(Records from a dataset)
[start]
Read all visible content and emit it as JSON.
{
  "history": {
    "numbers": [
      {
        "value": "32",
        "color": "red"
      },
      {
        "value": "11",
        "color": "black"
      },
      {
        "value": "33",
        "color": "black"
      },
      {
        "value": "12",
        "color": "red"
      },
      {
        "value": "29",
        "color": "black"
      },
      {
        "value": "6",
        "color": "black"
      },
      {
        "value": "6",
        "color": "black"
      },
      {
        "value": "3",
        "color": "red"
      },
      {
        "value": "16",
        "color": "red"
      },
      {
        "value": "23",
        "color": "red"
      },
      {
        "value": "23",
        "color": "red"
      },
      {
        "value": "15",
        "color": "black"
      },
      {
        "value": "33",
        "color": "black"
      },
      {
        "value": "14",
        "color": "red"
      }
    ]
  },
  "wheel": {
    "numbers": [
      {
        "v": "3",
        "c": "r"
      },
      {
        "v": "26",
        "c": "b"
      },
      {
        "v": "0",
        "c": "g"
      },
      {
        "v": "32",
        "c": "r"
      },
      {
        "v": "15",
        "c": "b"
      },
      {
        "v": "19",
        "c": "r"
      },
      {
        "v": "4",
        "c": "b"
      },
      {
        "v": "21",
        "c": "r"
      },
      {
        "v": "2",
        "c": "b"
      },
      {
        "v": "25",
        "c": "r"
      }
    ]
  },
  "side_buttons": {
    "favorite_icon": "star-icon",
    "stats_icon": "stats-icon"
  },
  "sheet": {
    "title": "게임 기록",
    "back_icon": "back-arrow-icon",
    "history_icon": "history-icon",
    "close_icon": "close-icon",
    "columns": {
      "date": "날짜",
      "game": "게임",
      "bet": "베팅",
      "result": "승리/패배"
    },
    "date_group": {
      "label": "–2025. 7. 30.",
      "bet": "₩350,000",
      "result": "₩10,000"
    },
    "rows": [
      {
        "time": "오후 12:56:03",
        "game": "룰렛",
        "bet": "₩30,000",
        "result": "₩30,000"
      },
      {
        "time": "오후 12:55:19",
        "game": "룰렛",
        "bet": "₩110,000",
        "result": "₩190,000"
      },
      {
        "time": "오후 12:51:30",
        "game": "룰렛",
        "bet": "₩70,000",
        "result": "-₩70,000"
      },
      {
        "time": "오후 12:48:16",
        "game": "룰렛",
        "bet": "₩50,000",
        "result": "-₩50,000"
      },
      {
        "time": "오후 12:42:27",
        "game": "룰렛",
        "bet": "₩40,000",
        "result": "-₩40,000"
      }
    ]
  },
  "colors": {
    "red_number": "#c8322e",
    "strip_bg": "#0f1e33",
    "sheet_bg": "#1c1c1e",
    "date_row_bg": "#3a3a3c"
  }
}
[end]
= Task statement =
Which lines contain the word "time"? Return each of them.

= Result below =
        "time": "오후 12:56:03",
        "time": "오후 12:55:19",
        "time": "오후 12:51:30",
        "time": "오후 12:48:16",
        "time": "오후 12:42:27",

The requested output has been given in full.